> DESCRIPTION OF THE TASK
Transcribe the entries that follow, word for word.
____________
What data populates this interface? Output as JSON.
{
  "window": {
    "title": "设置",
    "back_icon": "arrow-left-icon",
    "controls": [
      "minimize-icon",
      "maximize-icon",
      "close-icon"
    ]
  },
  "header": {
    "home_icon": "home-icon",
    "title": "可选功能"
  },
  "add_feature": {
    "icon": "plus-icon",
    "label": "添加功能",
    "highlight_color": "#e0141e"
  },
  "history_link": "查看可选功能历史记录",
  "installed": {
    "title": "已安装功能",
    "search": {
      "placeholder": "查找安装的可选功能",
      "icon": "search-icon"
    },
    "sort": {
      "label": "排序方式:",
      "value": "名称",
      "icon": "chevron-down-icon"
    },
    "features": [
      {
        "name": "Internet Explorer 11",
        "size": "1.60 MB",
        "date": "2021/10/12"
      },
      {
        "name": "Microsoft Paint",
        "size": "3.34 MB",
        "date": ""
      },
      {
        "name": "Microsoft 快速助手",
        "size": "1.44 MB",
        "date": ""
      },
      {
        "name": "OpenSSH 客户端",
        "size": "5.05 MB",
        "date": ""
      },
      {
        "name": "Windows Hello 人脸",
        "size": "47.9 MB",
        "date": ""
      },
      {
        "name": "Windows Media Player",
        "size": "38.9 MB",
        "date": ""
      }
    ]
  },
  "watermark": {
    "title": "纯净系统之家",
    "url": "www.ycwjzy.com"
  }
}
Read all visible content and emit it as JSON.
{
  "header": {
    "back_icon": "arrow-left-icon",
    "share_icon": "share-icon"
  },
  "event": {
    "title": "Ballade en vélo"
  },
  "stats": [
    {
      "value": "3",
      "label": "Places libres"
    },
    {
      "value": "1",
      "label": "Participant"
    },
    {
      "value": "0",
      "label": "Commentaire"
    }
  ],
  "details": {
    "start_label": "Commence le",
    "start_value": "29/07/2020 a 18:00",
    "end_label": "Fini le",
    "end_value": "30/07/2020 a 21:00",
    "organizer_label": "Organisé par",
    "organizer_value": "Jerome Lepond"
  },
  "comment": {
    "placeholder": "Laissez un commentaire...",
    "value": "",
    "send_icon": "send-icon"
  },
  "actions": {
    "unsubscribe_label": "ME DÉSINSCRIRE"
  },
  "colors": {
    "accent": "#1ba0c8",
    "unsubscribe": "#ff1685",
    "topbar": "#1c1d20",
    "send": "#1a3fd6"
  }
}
____________
> EXERCISE OUTPUT
What data populates this interface? Output as JSON.
{
  "window": {
    "title": "设置",
    "back_icon": "arrow-left-icon",
    "controls": [
      "minimize-icon",
      "maximize-icon",
      "close-icon"
    ]
  },
  "header": {
    "home_icon": "home-icon",
    "title": "可选功能"
  },
  "add_feature": {
    "icon": "plus-icon",
    "label": "添加功能",
    "highlight_color": "#e0141e"
  },
  "history_link": "查看可选功能历史记录",
  "installed": {
    "title": "已安装功能",
    "search": {
      "placeholder": "查找安装的可选功能",
      "icon": "search-icon"
    },
    "sort": {
      "label": "排序方式:",
      "value": "名称",
      "icon": "chevron-down-icon"
    },
    "features": [
      {
        "name": "Internet Explorer 11",
        "size": "1.60 MB",
        "date": "2021/10/12"
      },
      {
        "name": "Microsoft Paint",
        "size": "3.34 MB",
        "date": ""
      },
      {
        "name": "Microsoft 快速助手",
        "size": "1.44 MB",
        "date": ""
      },
      {
        "name": "OpenSSH 客户端",
        "size": "5.05 MB",
        "date": ""
      },
      {
        "name": "Windows Hello 人脸",
        "size": "47.9 MB",
        "date": ""
      },
      {
        "name": "Windows Media Player",
        "size": "38.9 MB",
        "date": ""
      }
    ]
  },
  "watermark": {
    "title": "纯净系统之家",
    "url": "www.ycwjzy.com"
  }
}
Read all visible content and emit it as JSON.
{
  "header": {
    "back_icon": "arrow-left-icon",
    "share_icon": "share-icon"
  },
  "event": {
    "title": "Ballade en vélo"
  },
  "stats": [
    {
      "value": "3",
      "label": "Places libres"
    },
    {
      "value": "1",
      "label": "Participant"
    },
    {
      "value": "0",
      "label": "Commentaire"
    }
  ],
  "details": {
    "start_label": "Commence le",
    "start_value": "29/07/2020 a 18:00",
    "end_label": "Fini le",
    "end_value": "30/07/2020 a 21:00",
    "organizer_label": "Organisé par",
    "organizer_value": "Jerome Lepond"
  },
  "comment": {
    "placeholder": "Laissez un commentaire...",
    "value": "",
    "send_icon": "send-icon"
  },
  "actions": {
    "unsubscribe_label": "ME DÉSINSCRIRE"
  },
  "colors": {
    "accent": "#1ba0c8",
    "unsubscribe": "#ff1685",
    "topbar": "#1c1d20",
    "send": "#1a3fd6"
  }
}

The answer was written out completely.